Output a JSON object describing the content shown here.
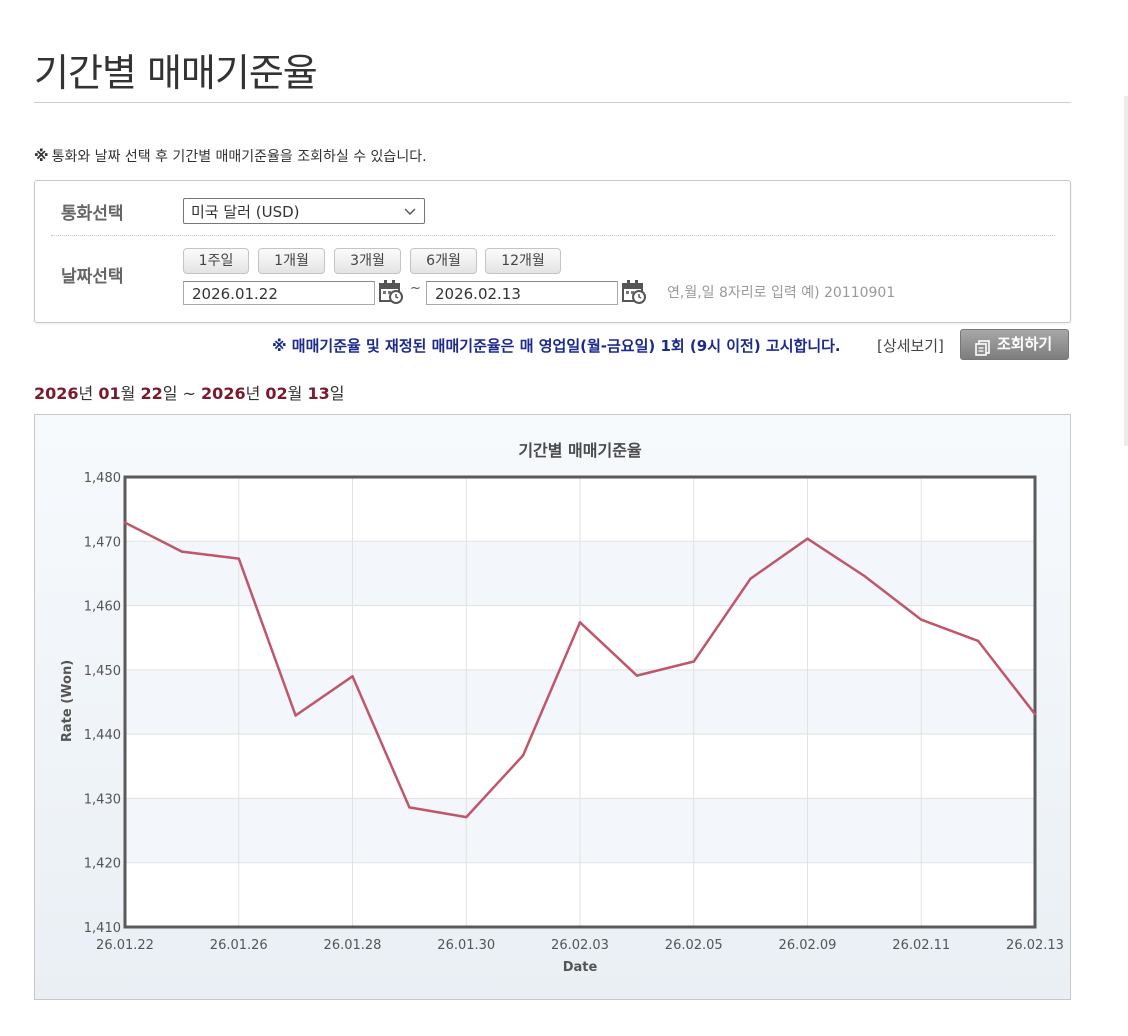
{
  "page": {
    "title": "기간별 매매기준율",
    "notice_mark": "※",
    "notice": "통화와 날짜 선택 후 기간별 매매기준율을 조회하실 수 있습니다."
  },
  "search": {
    "currency_label": "통화선택",
    "currency_value": "미국 달러 (USD)",
    "date_label": "날짜선택",
    "period_buttons": [
      "1주일",
      "1개월",
      "3개월",
      "6개월",
      "12개월"
    ],
    "start_date": "2026.01.22",
    "tilde": "~",
    "end_date": "2026.02.13",
    "hint": "연,월,일 8자리로 입력 예) 20110901"
  },
  "announcement": {
    "text": "※ 매매기준율 및 재정된 매매기준율은 매 영업일(월-금요일) 1회 (9시 이전) 고시합니다.",
    "detail_link": "[상세보기]",
    "query_button": "조회하기"
  },
  "range": {
    "start_year": "2026",
    "year_unit": "년",
    "start_month": "01",
    "month_unit": "월",
    "start_day": "22",
    "day_unit": "일",
    "sep": "~",
    "end_year": "2026",
    "end_month": "02",
    "end_day": "13"
  },
  "colors": {
    "line": "#c0566a",
    "range_number": "#7a1a2c",
    "announcement": "#1b2a8c"
  },
  "chart_data": {
    "type": "line",
    "title": "기간별 매매기준율",
    "xlabel": "Date",
    "ylabel": "Rate (Won)",
    "ylim": [
      1410,
      1480
    ],
    "yticks": [
      "1,410",
      "1,420",
      "1,430",
      "1,440",
      "1,450",
      "1,460",
      "1,470",
      "1,480"
    ],
    "xtick_labels": [
      "26.01.22",
      "26.01.26",
      "26.01.28",
      "26.01.30",
      "26.02.03",
      "26.02.05",
      "26.02.09",
      "26.02.11",
      "26.02.13"
    ],
    "xtick_positions": [
      0,
      2,
      4,
      6,
      8,
      10,
      12,
      14,
      16
    ],
    "grid": true,
    "series": [
      {
        "x": [
          "26.01.22",
          "26.01.23",
          "26.01.26",
          "26.01.27",
          "26.01.28",
          "26.01.29",
          "26.01.30",
          "26.02.02",
          "26.02.03",
          "26.02.04",
          "26.02.05",
          "26.02.06",
          "26.02.09",
          "26.02.10",
          "26.02.11",
          "26.02.12",
          "26.02.13"
        ],
        "values": [
          1472.9,
          1468.4,
          1467.3,
          1442.9,
          1449.0,
          1428.6,
          1427.1,
          1436.7,
          1457.4,
          1449.1,
          1451.3,
          1464.2,
          1470.4,
          1464.6,
          1457.8,
          1454.5,
          1443.1
        ]
      }
    ]
  }
}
================
Goal: Repeat the records above verbatim, with no pictures in the result.

Task result:
Output a JSON object describing the content shown here.
{
  "page": {
    "title": "기간별 매매기준율",
    "notice_mark": "※",
    "notice": "통화와 날짜 선택 후 기간별 매매기준율을 조회하실 수 있습니다."
  },
  "search": {
    "currency_label": "통화선택",
    "currency_value": "미국 달러 (USD)",
    "date_label": "날짜선택",
    "period_buttons": [
      "1주일",
      "1개월",
      "3개월",
      "6개월",
      "12개월"
    ],
    "start_date": "2026.01.22",
    "tilde": "~",
    "end_date": "2026.02.13",
    "hint": "연,월,일 8자리로 입력 예) 20110901"
  },
  "announcement": {
    "text": "※ 매매기준율 및 재정된 매매기준율은 매 영업일(월-금요일) 1회 (9시 이전) 고시합니다.",
    "detail_link": "[상세보기]",
    "query_button": "조회하기"
  },
  "range": {
    "start_year": "2026",
    "year_unit": "년",
    "start_month": "01",
    "month_unit": "월",
    "start_day": "22",
    "day_unit": "일",
    "sep": "~",
    "end_year": "2026",
    "end_month": "02",
    "end_day": "13"
  },
  "colors": {
    "line": "#c0566a",
    "range_number": "#7a1a2c",
    "announcement": "#1b2a8c"
  },
  "chart_data": {
    "type": "line",
    "title": "기간별 매매기준율",
    "xlabel": "Date",
    "ylabel": "Rate (Won)",
    "ylim": [
      1410,
      1480
    ],
    "yticks": [
      "1,410",
      "1,420",
      "1,430",
      "1,440",
      "1,450",
      "1,460",
      "1,470",
      "1,480"
    ],
    "xtick_labels": [
      "26.01.22",
      "26.01.26",
      "26.01.28",
      "26.01.30",
      "26.02.03",
      "26.02.05",
      "26.02.09",
      "26.02.11",
      "26.02.13"
    ],
    "xtick_positions": [
      0,
      2,
      4,
      6,
      8,
      10,
      12,
      14,
      16
    ],
    "grid": true,
    "series": [
      {
        "x": [
          "26.01.22",
          "26.01.23",
          "26.01.26",
          "26.01.27",
          "26.01.28",
          "26.01.29",
          "26.01.30",
          "26.02.02",
          "26.02.03",
          "26.02.04",
          "26.02.05",
          "26.02.06",
          "26.02.09",
          "26.02.10",
          "26.02.11",
          "26.02.12",
          "26.02.13"
        ],
        "values": [
          1472.9,
          1468.4,
          1467.3,
          1442.9,
          1449.0,
          1428.6,
          1427.1,
          1436.7,
          1457.4,
          1449.1,
          1451.3,
          1464.2,
          1470.4,
          1464.6,
          1457.8,
          1454.5,
          1443.1
        ]
      }
    ]
  }
}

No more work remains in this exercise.